------ Entries ------

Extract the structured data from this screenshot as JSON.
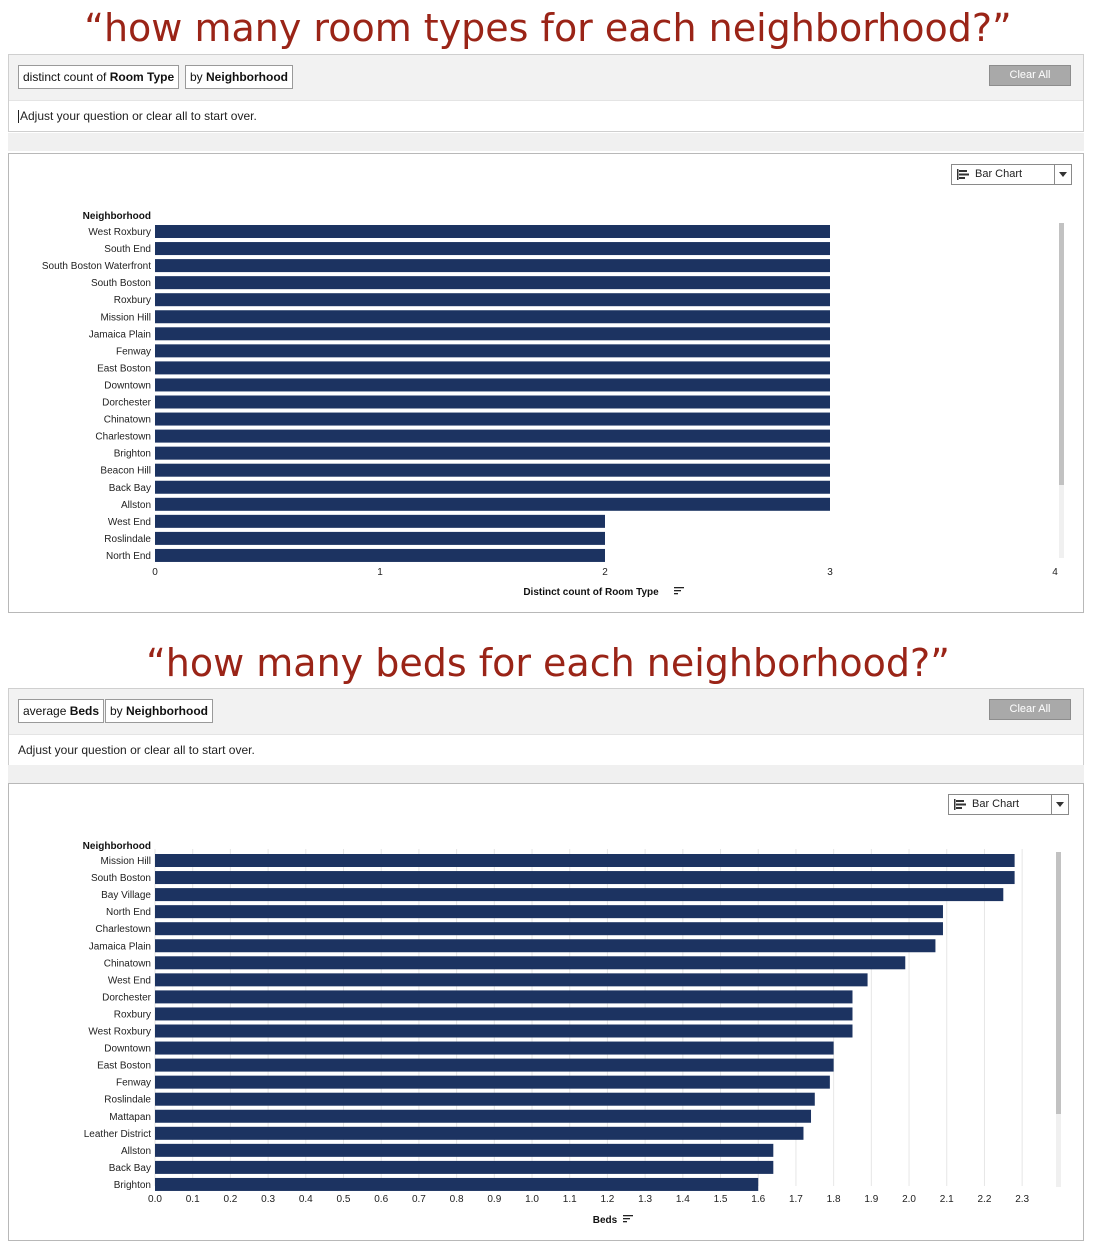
{
  "captions": {
    "first": "“how many room types for each neighborhood?”",
    "second": "“how many beds for each neighborhood?”"
  },
  "query1": {
    "pill_measure_prefix": "distinct count of ",
    "pill_measure_field": "Room Type",
    "pill_dimension_prefix": "by ",
    "pill_dimension_field": "Neighborhood",
    "clear_label": "Clear All",
    "hint": "Adjust your question or clear all to start over."
  },
  "query2": {
    "pill_measure_prefix": "average ",
    "pill_measure_field": "Beds",
    "pill_dimension_prefix": "by ",
    "pill_dimension_field": "Neighborhood",
    "clear_label": "Clear All",
    "hint": "Adjust your question or clear all to start over."
  },
  "vis_selector": {
    "label": "Bar Chart",
    "icon": "bar-chart-icon"
  },
  "colors": {
    "bar": "#1c3361",
    "caption": "#9a2417",
    "grid": "#e6e6e6"
  },
  "chart_data": [
    {
      "type": "bar",
      "orientation": "horizontal",
      "ylabel": "Neighborhood",
      "xlabel": "Distinct count of Room Type",
      "xlim": [
        0,
        4
      ],
      "xticks": [
        0,
        1,
        2,
        3,
        4
      ],
      "grid": false,
      "categories": [
        "West Roxbury",
        "South End",
        "South Boston Waterfront",
        "South Boston",
        "Roxbury",
        "Mission Hill",
        "Jamaica Plain",
        "Fenway",
        "East Boston",
        "Downtown",
        "Dorchester",
        "Chinatown",
        "Charlestown",
        "Brighton",
        "Beacon Hill",
        "Back Bay",
        "Allston",
        "West End",
        "Roslindale",
        "North End"
      ],
      "values": [
        3,
        3,
        3,
        3,
        3,
        3,
        3,
        3,
        3,
        3,
        3,
        3,
        3,
        3,
        3,
        3,
        3,
        2,
        2,
        2
      ]
    },
    {
      "type": "bar",
      "orientation": "horizontal",
      "ylabel": "Neighborhood",
      "xlabel": "Beds",
      "xlim": [
        0,
        2.35
      ],
      "xticks": [
        0,
        0.1,
        0.2,
        0.3,
        0.4,
        0.5,
        0.6,
        0.7,
        0.8,
        0.9,
        1,
        1.1,
        1.2,
        1.3,
        1.4,
        1.5,
        1.6,
        1.7,
        1.8,
        1.9,
        2,
        2.1,
        2.2,
        2.3
      ],
      "grid": true,
      "categories": [
        "Mission Hill",
        "South Boston",
        "Bay Village",
        "North End",
        "Charlestown",
        "Jamaica Plain",
        "Chinatown",
        "West End",
        "Dorchester",
        "Roxbury",
        "West Roxbury",
        "Downtown",
        "East Boston",
        "Fenway",
        "Roslindale",
        "Mattapan",
        "Leather District",
        "Allston",
        "Back Bay",
        "Brighton"
      ],
      "values": [
        2.28,
        2.28,
        2.25,
        2.09,
        2.09,
        2.07,
        1.99,
        1.89,
        1.85,
        1.85,
        1.85,
        1.8,
        1.8,
        1.79,
        1.75,
        1.74,
        1.72,
        1.64,
        1.64,
        1.6
      ]
    }
  ]
}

------

◆ Brief:
Exclude the pictures, and transcribe all of the material exactly.

◆ Problem solution:
Extract the structured data from this screenshot as JSON.
{
  "captions": {
    "first": "“how many room types for each neighborhood?”",
    "second": "“how many beds for each neighborhood?”"
  },
  "query1": {
    "pill_measure_prefix": "distinct count of ",
    "pill_measure_field": "Room Type",
    "pill_dimension_prefix": "by ",
    "pill_dimension_field": "Neighborhood",
    "clear_label": "Clear All",
    "hint": "Adjust your question or clear all to start over."
  },
  "query2": {
    "pill_measure_prefix": "average ",
    "pill_measure_field": "Beds",
    "pill_dimension_prefix": "by ",
    "pill_dimension_field": "Neighborhood",
    "clear_label": "Clear All",
    "hint": "Adjust your question or clear all to start over."
  },
  "vis_selector": {
    "label": "Bar Chart",
    "icon": "bar-chart-icon"
  },
  "colors": {
    "bar": "#1c3361",
    "caption": "#9a2417",
    "grid": "#e6e6e6"
  },
  "chart_data": [
    {
      "type": "bar",
      "orientation": "horizontal",
      "ylabel": "Neighborhood",
      "xlabel": "Distinct count of Room Type",
      "xlim": [
        0,
        4
      ],
      "xticks": [
        0,
        1,
        2,
        3,
        4
      ],
      "grid": false,
      "categories": [
        "West Roxbury",
        "South End",
        "South Boston Waterfront",
        "South Boston",
        "Roxbury",
        "Mission Hill",
        "Jamaica Plain",
        "Fenway",
        "East Boston",
        "Downtown",
        "Dorchester",
        "Chinatown",
        "Charlestown",
        "Brighton",
        "Beacon Hill",
        "Back Bay",
        "Allston",
        "West End",
        "Roslindale",
        "North End"
      ],
      "values": [
        3,
        3,
        3,
        3,
        3,
        3,
        3,
        3,
        3,
        3,
        3,
        3,
        3,
        3,
        3,
        3,
        3,
        2,
        2,
        2
      ]
    },
    {
      "type": "bar",
      "orientation": "horizontal",
      "ylabel": "Neighborhood",
      "xlabel": "Beds",
      "xlim": [
        0,
        2.35
      ],
      "xticks": [
        0,
        0.1,
        0.2,
        0.3,
        0.4,
        0.5,
        0.6,
        0.7,
        0.8,
        0.9,
        1,
        1.1,
        1.2,
        1.3,
        1.4,
        1.5,
        1.6,
        1.7,
        1.8,
        1.9,
        2,
        2.1,
        2.2,
        2.3
      ],
      "grid": true,
      "categories": [
        "Mission Hill",
        "South Boston",
        "Bay Village",
        "North End",
        "Charlestown",
        "Jamaica Plain",
        "Chinatown",
        "West End",
        "Dorchester",
        "Roxbury",
        "West Roxbury",
        "Downtown",
        "East Boston",
        "Fenway",
        "Roslindale",
        "Mattapan",
        "Leather District",
        "Allston",
        "Back Bay",
        "Brighton"
      ],
      "values": [
        2.28,
        2.28,
        2.25,
        2.09,
        2.09,
        2.07,
        1.99,
        1.89,
        1.85,
        1.85,
        1.85,
        1.8,
        1.8,
        1.79,
        1.75,
        1.74,
        1.72,
        1.64,
        1.64,
        1.6
      ]
    }
  ]
}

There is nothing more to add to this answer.